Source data
** BEGIN **

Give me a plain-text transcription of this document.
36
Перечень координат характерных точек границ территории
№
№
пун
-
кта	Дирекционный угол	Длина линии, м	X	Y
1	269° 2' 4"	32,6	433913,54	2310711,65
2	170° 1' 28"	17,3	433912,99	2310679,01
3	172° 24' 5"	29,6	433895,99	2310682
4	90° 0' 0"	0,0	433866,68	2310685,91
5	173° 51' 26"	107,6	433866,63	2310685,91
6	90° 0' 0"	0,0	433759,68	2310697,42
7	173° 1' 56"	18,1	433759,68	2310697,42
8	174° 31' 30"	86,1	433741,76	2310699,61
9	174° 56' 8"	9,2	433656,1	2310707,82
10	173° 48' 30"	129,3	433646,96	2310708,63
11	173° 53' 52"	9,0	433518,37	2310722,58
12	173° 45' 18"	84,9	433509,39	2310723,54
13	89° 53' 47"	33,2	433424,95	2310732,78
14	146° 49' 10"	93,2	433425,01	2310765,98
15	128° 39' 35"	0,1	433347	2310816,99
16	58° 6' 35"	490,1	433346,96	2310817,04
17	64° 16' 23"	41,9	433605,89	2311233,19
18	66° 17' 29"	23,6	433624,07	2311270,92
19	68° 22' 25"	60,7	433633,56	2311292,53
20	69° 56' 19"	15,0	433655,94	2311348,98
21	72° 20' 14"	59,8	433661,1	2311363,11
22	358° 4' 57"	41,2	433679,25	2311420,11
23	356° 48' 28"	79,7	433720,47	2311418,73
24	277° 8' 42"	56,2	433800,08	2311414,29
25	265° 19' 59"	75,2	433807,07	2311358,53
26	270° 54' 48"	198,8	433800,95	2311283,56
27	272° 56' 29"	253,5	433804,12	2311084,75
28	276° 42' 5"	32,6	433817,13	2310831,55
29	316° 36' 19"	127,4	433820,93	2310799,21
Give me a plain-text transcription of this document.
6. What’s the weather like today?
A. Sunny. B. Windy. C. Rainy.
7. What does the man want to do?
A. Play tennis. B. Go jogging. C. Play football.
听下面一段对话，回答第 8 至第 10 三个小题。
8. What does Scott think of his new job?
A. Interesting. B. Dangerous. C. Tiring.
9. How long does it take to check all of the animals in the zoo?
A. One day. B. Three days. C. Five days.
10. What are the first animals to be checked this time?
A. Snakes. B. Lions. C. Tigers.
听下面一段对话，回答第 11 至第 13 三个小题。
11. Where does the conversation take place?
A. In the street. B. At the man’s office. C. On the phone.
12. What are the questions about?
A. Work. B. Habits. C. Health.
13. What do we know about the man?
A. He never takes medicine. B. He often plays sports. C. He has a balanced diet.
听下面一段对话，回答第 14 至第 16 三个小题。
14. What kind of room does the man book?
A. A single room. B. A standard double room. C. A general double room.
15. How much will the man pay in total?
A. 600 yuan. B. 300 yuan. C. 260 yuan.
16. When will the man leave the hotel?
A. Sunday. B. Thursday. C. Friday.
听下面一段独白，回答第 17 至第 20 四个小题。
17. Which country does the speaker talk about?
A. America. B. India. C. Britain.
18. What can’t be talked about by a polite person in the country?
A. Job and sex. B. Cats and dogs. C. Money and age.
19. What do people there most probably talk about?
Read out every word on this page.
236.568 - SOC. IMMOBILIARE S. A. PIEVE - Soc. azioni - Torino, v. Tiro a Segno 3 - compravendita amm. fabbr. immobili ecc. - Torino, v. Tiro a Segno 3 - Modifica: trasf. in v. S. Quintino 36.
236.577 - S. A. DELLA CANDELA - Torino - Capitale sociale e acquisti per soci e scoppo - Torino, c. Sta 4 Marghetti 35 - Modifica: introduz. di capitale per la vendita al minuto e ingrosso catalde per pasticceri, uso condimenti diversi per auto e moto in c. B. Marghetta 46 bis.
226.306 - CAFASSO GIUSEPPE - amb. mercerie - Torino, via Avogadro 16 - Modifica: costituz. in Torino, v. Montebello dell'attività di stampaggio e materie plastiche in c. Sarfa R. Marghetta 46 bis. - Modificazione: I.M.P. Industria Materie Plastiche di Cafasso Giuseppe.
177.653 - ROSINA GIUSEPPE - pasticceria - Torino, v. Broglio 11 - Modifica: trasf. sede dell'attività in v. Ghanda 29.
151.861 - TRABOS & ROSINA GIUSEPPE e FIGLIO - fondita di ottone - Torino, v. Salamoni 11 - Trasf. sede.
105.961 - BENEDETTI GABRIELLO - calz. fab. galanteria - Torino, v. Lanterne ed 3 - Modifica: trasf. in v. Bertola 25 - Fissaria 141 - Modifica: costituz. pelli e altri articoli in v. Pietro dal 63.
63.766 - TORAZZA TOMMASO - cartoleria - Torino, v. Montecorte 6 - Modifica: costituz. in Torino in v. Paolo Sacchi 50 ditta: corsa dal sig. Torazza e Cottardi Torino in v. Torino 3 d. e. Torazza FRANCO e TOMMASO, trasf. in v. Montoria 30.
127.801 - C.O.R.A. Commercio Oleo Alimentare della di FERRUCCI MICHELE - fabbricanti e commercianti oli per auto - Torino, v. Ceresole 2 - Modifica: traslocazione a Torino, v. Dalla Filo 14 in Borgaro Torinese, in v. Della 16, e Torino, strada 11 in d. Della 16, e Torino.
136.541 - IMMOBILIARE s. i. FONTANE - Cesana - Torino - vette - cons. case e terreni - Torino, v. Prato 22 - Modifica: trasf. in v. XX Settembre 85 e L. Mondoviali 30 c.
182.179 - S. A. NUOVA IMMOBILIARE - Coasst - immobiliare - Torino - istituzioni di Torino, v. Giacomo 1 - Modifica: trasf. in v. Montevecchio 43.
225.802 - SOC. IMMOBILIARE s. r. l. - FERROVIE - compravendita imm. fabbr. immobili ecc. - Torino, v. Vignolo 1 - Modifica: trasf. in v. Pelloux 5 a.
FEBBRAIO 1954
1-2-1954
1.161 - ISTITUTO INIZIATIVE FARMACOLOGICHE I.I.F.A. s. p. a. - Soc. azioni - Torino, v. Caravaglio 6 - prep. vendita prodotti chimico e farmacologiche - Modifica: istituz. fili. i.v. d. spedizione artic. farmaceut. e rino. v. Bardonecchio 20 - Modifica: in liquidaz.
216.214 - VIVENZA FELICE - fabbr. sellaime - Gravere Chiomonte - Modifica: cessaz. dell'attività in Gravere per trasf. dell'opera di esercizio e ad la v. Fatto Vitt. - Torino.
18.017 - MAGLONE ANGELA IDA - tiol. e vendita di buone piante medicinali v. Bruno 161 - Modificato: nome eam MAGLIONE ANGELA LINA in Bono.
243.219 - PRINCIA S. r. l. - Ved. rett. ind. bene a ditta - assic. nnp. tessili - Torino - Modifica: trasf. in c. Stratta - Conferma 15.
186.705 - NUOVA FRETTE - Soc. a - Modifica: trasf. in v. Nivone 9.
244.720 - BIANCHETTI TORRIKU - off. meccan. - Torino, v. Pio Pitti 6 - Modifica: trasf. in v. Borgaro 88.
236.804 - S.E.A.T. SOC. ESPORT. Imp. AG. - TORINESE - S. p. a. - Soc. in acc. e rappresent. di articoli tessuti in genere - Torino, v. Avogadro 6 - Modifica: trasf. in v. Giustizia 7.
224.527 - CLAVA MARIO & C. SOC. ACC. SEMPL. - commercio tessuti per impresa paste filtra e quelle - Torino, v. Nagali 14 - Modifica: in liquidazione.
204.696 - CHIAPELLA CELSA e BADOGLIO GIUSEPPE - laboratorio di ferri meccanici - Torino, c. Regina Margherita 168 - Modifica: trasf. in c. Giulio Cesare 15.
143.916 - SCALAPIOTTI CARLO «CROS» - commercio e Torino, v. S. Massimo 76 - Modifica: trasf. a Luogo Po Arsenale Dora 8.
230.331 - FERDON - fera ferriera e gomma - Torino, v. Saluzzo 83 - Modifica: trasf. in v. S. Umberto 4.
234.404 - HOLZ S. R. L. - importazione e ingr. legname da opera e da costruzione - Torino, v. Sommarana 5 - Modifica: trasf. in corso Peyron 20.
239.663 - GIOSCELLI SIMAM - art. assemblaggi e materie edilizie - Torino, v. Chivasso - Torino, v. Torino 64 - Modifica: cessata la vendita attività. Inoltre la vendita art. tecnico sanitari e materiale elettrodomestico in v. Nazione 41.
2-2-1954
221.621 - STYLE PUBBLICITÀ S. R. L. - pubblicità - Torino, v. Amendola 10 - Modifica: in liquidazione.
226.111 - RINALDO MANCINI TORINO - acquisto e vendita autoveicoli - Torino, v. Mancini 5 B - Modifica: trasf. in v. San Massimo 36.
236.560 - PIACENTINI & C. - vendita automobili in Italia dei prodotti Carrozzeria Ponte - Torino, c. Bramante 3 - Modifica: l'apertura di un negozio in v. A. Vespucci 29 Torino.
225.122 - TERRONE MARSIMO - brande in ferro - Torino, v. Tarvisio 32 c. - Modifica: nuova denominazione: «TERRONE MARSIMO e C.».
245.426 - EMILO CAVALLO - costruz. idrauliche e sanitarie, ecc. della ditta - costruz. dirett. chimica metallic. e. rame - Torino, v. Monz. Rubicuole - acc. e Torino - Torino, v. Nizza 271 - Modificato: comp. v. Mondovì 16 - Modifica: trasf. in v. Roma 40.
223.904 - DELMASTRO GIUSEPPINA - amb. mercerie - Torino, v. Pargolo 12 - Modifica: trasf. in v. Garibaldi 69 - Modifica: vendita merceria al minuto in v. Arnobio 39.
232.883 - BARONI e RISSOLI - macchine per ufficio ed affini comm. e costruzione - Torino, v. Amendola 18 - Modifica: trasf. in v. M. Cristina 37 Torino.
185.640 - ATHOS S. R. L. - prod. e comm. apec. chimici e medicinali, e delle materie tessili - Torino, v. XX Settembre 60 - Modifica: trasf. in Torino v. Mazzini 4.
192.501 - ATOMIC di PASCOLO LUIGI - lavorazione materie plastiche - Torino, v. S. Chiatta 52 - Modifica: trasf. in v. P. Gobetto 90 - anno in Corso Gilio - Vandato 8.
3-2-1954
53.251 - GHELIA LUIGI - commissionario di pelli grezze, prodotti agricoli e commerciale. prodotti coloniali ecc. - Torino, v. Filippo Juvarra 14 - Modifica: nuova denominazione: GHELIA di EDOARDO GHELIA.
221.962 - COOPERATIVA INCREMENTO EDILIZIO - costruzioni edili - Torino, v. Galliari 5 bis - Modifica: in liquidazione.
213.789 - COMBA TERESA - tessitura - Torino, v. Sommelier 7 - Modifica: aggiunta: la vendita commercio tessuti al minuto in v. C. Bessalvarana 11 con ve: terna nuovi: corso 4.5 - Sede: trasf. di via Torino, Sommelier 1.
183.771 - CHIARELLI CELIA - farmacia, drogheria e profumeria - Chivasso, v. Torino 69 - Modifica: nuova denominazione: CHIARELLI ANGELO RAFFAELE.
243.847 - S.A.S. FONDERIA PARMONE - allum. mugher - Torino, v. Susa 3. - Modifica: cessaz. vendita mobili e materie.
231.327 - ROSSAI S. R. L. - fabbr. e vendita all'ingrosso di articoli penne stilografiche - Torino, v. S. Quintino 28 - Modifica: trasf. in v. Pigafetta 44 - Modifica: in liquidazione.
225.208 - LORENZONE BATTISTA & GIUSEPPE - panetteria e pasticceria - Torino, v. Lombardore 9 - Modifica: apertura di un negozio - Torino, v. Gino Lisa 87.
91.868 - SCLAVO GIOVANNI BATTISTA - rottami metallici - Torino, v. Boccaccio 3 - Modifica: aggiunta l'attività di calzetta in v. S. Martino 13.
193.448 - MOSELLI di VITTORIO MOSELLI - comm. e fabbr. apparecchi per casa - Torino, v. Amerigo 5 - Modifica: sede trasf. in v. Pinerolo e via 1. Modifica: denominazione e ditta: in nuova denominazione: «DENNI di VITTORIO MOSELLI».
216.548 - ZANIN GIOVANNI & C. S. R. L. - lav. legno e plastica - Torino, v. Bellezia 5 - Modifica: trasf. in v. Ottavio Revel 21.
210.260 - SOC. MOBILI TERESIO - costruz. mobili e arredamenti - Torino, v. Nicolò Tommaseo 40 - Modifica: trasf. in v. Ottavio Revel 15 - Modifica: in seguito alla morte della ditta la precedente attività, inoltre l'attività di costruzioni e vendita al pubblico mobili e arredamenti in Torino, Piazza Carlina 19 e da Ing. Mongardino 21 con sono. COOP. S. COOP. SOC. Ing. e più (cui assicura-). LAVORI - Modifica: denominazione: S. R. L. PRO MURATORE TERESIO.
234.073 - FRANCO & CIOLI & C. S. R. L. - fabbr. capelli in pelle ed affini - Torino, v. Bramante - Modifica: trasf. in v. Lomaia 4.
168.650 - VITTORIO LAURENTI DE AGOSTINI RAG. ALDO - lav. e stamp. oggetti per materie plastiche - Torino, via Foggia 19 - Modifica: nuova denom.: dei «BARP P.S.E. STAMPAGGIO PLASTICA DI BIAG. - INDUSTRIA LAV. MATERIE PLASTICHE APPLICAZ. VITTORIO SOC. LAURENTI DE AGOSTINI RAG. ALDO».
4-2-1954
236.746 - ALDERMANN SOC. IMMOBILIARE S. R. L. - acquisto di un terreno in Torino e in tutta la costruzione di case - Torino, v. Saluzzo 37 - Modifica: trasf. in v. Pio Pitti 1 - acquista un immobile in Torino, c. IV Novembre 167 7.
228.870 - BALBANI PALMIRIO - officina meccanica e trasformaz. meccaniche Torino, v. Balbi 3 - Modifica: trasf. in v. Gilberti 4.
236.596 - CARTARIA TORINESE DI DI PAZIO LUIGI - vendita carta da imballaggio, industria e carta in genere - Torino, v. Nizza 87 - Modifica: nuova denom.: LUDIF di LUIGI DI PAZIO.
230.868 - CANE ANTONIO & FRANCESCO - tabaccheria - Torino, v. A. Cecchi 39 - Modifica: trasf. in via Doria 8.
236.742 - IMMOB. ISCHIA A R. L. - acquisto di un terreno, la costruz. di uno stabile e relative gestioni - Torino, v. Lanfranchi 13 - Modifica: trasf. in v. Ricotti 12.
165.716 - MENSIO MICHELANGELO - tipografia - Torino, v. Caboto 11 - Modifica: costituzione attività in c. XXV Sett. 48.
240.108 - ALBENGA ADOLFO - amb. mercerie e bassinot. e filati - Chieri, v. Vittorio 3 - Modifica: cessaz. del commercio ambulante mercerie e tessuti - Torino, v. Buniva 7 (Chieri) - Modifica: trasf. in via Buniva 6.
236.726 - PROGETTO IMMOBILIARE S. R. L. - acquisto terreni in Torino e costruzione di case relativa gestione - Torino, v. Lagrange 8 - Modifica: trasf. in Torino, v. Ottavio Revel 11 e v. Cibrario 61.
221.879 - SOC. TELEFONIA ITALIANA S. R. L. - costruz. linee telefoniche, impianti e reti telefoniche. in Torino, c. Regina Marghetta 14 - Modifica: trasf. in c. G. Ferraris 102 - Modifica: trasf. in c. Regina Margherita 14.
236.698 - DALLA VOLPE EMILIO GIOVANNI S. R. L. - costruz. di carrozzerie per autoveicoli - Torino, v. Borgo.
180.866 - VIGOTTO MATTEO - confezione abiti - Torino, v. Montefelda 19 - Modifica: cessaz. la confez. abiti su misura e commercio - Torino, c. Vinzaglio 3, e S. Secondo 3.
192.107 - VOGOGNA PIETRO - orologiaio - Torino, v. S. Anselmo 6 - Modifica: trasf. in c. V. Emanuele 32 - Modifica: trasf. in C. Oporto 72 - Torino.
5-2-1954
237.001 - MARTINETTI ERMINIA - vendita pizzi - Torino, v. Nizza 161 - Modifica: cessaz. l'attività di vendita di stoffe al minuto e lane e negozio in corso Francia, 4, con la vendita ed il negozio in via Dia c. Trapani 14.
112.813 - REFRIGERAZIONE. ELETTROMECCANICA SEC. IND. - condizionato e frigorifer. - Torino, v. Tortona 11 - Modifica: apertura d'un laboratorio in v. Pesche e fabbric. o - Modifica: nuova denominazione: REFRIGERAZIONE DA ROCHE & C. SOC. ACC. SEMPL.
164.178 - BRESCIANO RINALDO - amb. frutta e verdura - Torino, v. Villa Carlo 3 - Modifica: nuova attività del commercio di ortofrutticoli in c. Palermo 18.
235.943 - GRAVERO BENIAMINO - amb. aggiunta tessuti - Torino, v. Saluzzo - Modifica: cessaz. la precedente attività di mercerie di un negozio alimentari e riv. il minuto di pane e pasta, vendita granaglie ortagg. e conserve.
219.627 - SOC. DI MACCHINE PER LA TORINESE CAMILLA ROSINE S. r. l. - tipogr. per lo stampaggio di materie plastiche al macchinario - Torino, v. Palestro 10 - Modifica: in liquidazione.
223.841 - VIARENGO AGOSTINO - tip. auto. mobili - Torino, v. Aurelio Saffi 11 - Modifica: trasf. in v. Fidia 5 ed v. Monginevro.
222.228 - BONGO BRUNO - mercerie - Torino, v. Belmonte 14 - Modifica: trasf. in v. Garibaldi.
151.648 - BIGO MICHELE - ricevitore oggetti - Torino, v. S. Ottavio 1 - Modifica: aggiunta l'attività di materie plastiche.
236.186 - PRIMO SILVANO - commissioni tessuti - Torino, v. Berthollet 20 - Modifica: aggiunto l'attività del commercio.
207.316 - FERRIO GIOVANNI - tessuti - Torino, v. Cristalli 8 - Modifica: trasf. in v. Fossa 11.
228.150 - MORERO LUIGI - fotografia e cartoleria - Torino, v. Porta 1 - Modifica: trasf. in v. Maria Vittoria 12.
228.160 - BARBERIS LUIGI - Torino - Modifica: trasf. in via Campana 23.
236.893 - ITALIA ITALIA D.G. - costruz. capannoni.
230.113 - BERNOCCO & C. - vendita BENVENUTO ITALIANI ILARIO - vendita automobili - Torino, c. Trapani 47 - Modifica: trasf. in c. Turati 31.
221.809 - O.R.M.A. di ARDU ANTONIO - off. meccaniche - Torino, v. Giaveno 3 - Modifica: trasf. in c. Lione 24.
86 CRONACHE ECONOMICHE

** END **

TASK INSTRUCTIONS
Check each line of the entries above, and show every one holding the word "Modificato".

FULL RESPONSE
18.017 - MAGLONE ANGELA IDA - tiol. e vendita di buone piante medicinali v. Bruno 161 - Modificato: nome eam MAGLIONE ANGELA LINA in Bono.
245.426 - EMILO CAVALLO - costruz. idrauliche e sanitarie, ecc. della ditta - costruz. dirett. chimica metallic. e. rame - Torino, v. Monz. Rubicuole - acc. e Torino - Torino, v. Nizza 271 - Modificato: comp. v. Mondovì 16 - Modifica: trasf. in v. Roma 40.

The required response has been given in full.